# [Qué se pide]
Contesta estas preguntas sobre el texto de las montañas:
1. ¿Qué idea le resultaba tan sugestiva a quien narra?
2. ¿Qué deseo sentía de pronto respecto al libro?
3. ¿Qué motiva el confinamiento que menciona el texto?

# [Texto mostrado]
---

Enseguida me bailó en el magín eso de que un pintor pudiera mirar dentro de los los corazones de las montañas, me resultaba tan sugestiva la idea de que las montañas tuvieran alma que de pronto sentía el deseo de dejar a un lado el libro para reflexionar sobre esta proposición. El Torreón, la Aguja Negra, el Almanzor, el Pájaro, el Naranjo, el Midi d’Ossau, los Grandes Jorasses, la Cima Grande de Lavaredo, todas estas cumbres, ¿sería yo capaz imaginármelas acaso con alma, con un corazón que, aunque de piedra, pudiera, sístole, diástole, transmitir al confinado éste del covid-19, la especial gracia de profundizar en su alma y escuchar quién sabe si a través del recuerdo del aullido del viento de una noche de vivac junto a alguna de ellas el susurro que nos habla de la reciprocidad de esa relación amorosa que hemos mantenidos durante décadas con ella?

---

# [Líneas dadas]
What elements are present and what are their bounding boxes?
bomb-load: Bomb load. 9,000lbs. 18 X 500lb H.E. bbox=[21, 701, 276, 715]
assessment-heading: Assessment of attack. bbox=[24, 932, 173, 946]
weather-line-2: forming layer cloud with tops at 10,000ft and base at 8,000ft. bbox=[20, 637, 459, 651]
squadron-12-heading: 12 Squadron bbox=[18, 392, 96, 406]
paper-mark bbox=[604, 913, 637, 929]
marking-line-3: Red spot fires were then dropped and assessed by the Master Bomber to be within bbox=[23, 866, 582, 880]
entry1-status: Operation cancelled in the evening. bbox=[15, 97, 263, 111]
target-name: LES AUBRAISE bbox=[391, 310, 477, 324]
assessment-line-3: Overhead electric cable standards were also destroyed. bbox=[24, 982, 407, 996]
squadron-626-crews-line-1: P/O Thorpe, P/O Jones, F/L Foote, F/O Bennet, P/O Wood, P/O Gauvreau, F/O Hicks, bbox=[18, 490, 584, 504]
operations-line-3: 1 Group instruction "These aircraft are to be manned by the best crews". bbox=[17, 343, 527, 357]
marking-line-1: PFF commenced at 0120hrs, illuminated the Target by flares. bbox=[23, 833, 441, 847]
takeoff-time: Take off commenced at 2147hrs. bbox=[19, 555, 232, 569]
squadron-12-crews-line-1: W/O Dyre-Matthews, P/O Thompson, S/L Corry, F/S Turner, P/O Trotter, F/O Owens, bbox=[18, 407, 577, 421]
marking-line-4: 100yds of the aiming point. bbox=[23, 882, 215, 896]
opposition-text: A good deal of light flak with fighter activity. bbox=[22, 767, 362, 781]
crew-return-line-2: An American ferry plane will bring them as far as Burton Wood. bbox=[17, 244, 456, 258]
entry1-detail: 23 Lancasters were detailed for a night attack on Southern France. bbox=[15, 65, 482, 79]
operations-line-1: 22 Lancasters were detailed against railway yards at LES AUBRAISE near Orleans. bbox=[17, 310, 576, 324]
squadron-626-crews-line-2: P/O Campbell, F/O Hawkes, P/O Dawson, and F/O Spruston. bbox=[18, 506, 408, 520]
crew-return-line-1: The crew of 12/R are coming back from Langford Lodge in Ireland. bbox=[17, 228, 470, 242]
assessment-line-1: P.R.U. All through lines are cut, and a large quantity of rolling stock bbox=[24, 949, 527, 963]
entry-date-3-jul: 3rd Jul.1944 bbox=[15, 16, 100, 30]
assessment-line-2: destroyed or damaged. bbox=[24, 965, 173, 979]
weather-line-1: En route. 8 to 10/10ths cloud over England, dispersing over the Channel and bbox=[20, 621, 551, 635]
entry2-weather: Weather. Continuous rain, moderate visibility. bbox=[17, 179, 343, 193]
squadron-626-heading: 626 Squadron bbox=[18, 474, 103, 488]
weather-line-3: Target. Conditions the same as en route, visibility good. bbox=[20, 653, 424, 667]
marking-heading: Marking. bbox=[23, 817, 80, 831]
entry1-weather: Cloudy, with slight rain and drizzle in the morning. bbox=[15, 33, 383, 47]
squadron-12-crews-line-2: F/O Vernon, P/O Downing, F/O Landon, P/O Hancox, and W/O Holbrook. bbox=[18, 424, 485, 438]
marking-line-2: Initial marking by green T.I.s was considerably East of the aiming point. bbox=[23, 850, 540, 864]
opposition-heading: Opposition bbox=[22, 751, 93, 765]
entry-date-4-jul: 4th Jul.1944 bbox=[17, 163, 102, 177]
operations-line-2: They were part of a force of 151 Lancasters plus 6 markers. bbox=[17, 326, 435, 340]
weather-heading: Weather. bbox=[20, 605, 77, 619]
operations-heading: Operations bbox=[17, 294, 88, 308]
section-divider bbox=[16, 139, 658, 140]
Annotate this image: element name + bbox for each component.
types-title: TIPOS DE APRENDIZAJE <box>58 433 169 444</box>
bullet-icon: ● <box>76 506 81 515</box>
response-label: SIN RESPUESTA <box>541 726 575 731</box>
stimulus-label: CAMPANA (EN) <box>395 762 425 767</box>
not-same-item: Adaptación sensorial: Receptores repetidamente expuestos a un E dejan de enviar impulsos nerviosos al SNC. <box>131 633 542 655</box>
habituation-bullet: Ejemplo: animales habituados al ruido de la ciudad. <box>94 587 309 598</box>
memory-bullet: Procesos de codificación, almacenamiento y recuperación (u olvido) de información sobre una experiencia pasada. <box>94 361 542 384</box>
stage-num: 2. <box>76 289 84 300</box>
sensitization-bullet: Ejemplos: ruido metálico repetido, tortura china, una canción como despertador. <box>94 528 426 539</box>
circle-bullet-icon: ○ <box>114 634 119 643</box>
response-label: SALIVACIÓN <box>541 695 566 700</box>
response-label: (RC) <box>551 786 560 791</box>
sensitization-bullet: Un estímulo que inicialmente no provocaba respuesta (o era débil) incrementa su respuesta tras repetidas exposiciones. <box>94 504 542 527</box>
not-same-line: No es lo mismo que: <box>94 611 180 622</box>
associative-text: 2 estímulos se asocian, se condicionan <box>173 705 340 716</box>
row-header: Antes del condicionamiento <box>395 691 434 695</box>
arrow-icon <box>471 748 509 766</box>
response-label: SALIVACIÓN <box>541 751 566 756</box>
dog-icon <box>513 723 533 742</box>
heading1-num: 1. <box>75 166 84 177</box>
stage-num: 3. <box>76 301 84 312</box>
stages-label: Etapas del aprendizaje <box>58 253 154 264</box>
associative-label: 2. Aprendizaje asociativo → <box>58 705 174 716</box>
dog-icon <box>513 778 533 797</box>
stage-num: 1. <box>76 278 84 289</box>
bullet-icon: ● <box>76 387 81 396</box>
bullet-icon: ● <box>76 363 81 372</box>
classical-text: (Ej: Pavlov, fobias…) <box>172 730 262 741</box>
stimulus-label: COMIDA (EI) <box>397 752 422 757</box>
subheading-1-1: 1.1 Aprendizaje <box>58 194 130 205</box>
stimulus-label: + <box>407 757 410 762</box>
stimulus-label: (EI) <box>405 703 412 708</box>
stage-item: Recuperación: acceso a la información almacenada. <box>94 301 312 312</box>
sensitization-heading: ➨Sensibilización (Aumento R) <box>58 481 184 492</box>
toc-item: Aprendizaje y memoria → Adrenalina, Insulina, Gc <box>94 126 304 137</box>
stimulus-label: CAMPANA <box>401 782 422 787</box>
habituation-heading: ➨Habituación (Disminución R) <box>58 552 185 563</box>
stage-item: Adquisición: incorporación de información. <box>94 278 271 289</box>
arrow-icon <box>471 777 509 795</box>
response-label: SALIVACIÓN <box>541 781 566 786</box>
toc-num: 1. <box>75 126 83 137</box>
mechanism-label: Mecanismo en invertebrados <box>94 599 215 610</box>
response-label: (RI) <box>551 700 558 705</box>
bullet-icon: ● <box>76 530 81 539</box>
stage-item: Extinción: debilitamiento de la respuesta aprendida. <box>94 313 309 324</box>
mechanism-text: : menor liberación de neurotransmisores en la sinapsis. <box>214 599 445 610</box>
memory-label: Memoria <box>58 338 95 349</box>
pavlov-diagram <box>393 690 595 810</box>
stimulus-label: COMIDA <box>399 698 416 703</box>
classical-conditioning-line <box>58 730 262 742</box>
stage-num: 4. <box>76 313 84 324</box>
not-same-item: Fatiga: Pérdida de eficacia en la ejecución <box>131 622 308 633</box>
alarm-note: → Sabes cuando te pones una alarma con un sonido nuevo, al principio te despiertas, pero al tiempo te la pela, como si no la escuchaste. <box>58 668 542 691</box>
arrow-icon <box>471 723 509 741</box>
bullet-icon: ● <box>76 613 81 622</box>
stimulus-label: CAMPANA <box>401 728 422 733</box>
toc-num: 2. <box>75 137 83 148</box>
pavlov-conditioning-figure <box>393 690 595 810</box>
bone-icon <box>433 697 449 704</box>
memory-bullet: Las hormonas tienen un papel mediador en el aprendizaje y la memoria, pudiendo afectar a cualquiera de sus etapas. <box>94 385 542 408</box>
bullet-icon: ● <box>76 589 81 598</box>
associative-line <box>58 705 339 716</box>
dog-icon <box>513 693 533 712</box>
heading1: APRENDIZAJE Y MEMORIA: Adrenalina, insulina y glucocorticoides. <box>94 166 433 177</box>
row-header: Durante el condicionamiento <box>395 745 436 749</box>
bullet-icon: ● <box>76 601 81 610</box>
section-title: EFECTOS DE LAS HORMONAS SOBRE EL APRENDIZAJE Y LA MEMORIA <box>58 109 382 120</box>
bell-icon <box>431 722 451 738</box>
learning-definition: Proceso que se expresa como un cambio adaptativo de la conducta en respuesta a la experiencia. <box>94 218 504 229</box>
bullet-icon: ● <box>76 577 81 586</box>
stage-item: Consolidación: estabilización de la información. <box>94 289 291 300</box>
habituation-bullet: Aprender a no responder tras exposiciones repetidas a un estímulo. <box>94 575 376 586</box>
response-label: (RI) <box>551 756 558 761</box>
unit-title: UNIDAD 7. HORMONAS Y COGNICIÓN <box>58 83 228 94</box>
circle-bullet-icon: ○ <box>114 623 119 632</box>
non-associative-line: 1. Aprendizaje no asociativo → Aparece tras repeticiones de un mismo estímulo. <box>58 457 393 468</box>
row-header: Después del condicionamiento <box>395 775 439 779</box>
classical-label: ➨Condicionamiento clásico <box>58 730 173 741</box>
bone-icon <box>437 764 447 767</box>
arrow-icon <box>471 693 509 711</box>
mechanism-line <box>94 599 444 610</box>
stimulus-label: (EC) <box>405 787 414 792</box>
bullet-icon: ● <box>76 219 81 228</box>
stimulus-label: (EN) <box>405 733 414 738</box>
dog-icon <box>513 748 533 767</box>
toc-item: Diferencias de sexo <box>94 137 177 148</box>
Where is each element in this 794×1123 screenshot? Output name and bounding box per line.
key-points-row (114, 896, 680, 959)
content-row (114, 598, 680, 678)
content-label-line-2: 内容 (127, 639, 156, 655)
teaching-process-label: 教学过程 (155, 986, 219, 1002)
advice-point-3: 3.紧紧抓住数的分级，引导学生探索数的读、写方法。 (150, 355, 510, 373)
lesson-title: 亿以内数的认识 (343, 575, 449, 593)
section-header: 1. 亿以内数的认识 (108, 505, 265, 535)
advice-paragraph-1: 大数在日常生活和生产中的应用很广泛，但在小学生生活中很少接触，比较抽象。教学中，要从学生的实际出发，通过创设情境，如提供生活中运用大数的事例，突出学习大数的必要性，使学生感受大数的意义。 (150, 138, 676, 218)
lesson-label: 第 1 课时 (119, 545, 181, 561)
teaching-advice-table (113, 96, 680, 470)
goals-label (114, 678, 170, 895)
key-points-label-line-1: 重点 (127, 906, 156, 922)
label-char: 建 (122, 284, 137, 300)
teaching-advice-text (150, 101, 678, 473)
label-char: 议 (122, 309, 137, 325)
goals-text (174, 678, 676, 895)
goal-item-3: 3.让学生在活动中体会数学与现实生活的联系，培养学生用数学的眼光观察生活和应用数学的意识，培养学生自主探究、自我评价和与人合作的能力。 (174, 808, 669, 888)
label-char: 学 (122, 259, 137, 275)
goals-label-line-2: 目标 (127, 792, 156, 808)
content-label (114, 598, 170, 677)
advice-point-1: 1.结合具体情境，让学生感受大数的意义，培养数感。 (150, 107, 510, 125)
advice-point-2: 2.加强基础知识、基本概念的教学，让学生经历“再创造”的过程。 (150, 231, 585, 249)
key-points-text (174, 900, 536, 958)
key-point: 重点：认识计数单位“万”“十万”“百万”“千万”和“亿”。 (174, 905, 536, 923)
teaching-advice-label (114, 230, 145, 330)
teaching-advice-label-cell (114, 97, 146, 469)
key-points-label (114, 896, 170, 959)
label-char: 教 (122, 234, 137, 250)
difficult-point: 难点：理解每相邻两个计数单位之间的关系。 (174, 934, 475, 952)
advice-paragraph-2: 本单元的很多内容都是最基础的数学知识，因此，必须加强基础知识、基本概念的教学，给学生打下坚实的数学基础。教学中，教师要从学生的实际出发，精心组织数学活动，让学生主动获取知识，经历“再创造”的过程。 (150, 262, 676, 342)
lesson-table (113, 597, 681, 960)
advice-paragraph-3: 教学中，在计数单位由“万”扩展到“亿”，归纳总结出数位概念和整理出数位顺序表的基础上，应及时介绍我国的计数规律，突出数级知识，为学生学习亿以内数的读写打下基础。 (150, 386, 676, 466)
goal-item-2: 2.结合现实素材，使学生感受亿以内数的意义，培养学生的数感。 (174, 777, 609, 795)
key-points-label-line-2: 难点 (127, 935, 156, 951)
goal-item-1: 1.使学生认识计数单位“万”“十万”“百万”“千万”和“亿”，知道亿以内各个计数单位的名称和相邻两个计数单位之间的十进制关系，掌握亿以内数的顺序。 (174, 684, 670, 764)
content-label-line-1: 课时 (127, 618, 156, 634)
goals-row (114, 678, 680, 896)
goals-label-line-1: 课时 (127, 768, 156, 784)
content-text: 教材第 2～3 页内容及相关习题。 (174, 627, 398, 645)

---

# [Resultado del ejercicio]
1. La idea de que las montañas tuvieran alma.
2. El deseo de dejar a un lado el libro para reflexionar sobre esa proposición.
3. El covid-19.